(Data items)
◇ ◇ ◇

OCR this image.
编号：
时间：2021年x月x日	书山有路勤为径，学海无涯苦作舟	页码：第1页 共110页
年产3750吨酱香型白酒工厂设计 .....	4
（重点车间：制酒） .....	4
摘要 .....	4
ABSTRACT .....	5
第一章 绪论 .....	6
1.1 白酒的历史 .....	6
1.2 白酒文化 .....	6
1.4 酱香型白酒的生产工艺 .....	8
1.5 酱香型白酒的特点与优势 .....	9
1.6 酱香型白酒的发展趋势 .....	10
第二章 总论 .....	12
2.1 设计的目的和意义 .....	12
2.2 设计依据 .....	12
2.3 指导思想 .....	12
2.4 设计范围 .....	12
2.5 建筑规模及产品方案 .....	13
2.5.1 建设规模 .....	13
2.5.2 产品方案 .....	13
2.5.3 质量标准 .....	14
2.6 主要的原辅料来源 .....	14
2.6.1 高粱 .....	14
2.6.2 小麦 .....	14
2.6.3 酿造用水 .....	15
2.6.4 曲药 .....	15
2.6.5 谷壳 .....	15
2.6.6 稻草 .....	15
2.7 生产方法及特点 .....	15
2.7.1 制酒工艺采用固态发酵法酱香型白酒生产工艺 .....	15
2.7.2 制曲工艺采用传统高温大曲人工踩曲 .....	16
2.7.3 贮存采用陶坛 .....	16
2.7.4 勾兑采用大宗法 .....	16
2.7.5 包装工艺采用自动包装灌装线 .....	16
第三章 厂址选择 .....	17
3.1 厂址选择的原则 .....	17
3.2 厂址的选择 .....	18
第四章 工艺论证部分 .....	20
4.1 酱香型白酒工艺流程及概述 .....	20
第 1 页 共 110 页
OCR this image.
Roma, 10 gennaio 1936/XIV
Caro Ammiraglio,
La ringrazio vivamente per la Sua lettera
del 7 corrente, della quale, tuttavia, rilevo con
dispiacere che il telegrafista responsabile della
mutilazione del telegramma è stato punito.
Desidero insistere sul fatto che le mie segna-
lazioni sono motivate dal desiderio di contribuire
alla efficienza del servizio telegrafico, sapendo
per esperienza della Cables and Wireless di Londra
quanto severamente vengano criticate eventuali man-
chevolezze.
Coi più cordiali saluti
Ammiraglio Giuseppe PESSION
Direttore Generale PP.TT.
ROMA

◇ ◇ ◇

:: Goal of the exercise ::
Restate every line of the data word for word.

:: Response to this task ::
OCR this image.
编号：
时间：2021年x月x日	书山有路勤为径，学海无涯苦作舟	页码：第1页 共110页
年产3750吨酱香型白酒工厂设计 .....	4
（重点车间：制酒） .....	4
摘要 .....	4
ABSTRACT .....	5
第一章 绪论 .....	6
1.1 白酒的历史 .....	6
1.2 白酒文化 .....	6
1.4 酱香型白酒的生产工艺 .....	8
1.5 酱香型白酒的特点与优势 .....	9
1.6 酱香型白酒的发展趋势 .....	10
第二章 总论 .....	12
2.1 设计的目的和意义 .....	12
2.2 设计依据 .....	12
2.3 指导思想 .....	12
2.4 设计范围 .....	12
2.5 建筑规模及产品方案 .....	13
2.5.1 建设规模 .....	13
2.5.2 产品方案 .....	13
2.5.3 质量标准 .....	14
2.6 主要的原辅料来源 .....	14
2.6.1 高粱 .....	14
2.6.2 小麦 .....	14
2.6.3 酿造用水 .....	15
2.6.4 曲药 .....	15
2.6.5 谷壳 .....	15
2.6.6 稻草 .....	15
2.7 生产方法及特点 .....	15
2.7.1 制酒工艺采用固态发酵法酱香型白酒生产工艺 .....	15
2.7.2 制曲工艺采用传统高温大曲人工踩曲 .....	16
2.7.3 贮存采用陶坛 .....	16
2.7.4 勾兑采用大宗法 .....	16
2.7.5 包装工艺采用自动包装灌装线 .....	16
第三章 厂址选择 .....	17
3.1 厂址选择的原则 .....	17
3.2 厂址的选择 .....	18
第四章 工艺论证部分 .....	20
4.1 酱香型白酒工艺流程及概述 .....	20
第 1 页 共 110 页
OCR this image.
Roma, 10 gennaio 1936/XIV
Caro Ammiraglio,
La ringrazio vivamente per la Sua lettera
del 7 corrente, della quale, tuttavia, rilevo con
dispiacere che il telegrafista responsabile della
mutilazione del telegramma è stato punito.
Desidero insistere sul fatto che le mie segna-
lazioni sono motivate dal desiderio di contribuire
alla efficienza del servizio telegrafico, sapendo
per esperienza della Cables and Wireless di Londra
quanto severamente vengano criticate eventuali man-
chevolezze.
Coi più cordiali saluti
Ammiraglio Giuseppe PESSION
Direttore Generale PP.TT.
ROMA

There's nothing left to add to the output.